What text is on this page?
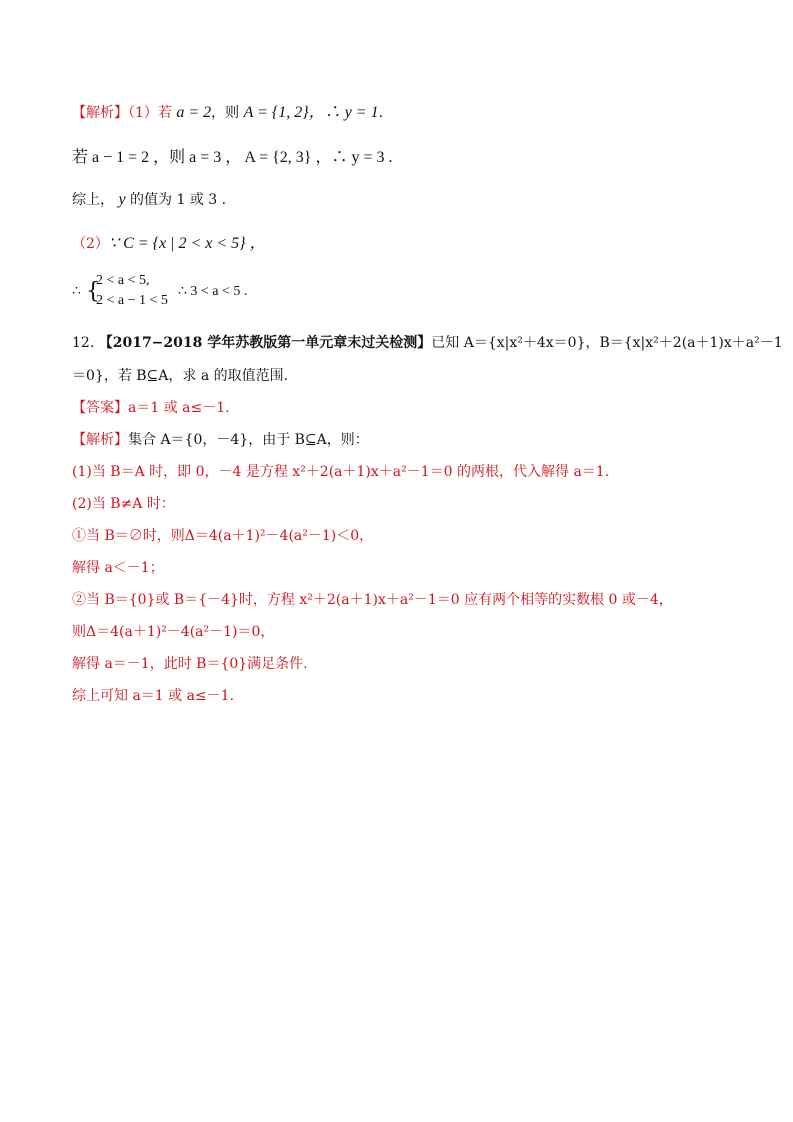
【解析】（1）若 a = 2，则 A = {1, 2}，∴ y = 1.
若 a − 1 = 2 ，则 a = 3 ， A = {2, 3} ，∴ y = 3 .
综上， y 的值为 1 或 3 .
（2）∵ C = {x | 2 < x < 5} ，
∴ {
2 < a < 5,
2 < a − 1 < 5
∴ 3 < a < 5 .
12. 【2017−2018 学年苏教版第一单元章末过关检测】已知 A＝{x|x²＋4x＝0}，B＝{x|x²＋2(a＋1)x＋a²－1
＝0}，若 B⊆A，求 a 的取值范围.
【答案】a＝1 或 a≤－1.
【解析】集合 A＝{0，－4}，由于 B⊆A，则：
(1)当 B＝A 时，即 0，－4 是方程 x²＋2(a＋1)x＋a²－1＝0 的两根，代入解得 a＝1.
(2)当 B≠A 时：
①当 B＝∅时，则Δ＝4(a＋1)²－4(a²－1)＜0，
解得 a＜－1；
②当 B＝{0}或 B＝{－4}时，方程 x²＋2(a＋1)x＋a²－1＝0 应有两个相等的实数根 0 或－4，
则Δ＝4(a＋1)²－4(a²－1)＝0，
解得 a＝－1，此时 B＝{0}满足条件.
综上可知 a＝1 或 a≤－1.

· · ·

▸ EXERCISE DETAILS
Leave out the pictures and reproduce the rest of the listing exactly.

▸ OUTPUT
What text is on this page?
【解析】（1）若 a = 2，则 A = {1, 2}，∴ y = 1.
若 a − 1 = 2 ，则 a = 3 ， A = {2, 3} ，∴ y = 3 .
综上， y 的值为 1 或 3 .
（2）∵ C = {x | 2 < x < 5} ，
∴ {
2 < a < 5,
2 < a − 1 < 5
∴ 3 < a < 5 .
12. 【2017−2018 学年苏教版第一单元章末过关检测】已知 A＝{x|x²＋4x＝0}，B＝{x|x²＋2(a＋1)x＋a²－1
＝0}，若 B⊆A，求 a 的取值范围.
【答案】a＝1 或 a≤－1.
【解析】集合 A＝{0，－4}，由于 B⊆A，则：
(1)当 B＝A 时，即 0，－4 是方程 x²＋2(a＋1)x＋a²－1＝0 的两根，代入解得 a＝1.
(2)当 B≠A 时：
①当 B＝∅时，则Δ＝4(a＋1)²－4(a²－1)＜0，
解得 a＜－1；
②当 B＝{0}或 B＝{－4}时，方程 x²＋2(a＋1)x＋a²－1＝0 应有两个相等的实数根 0 或－4，
则Δ＝4(a＋1)²－4(a²－1)＝0，
解得 a＝－1，此时 B＝{0}满足条件.
综上可知 a＝1 或 a≤－1.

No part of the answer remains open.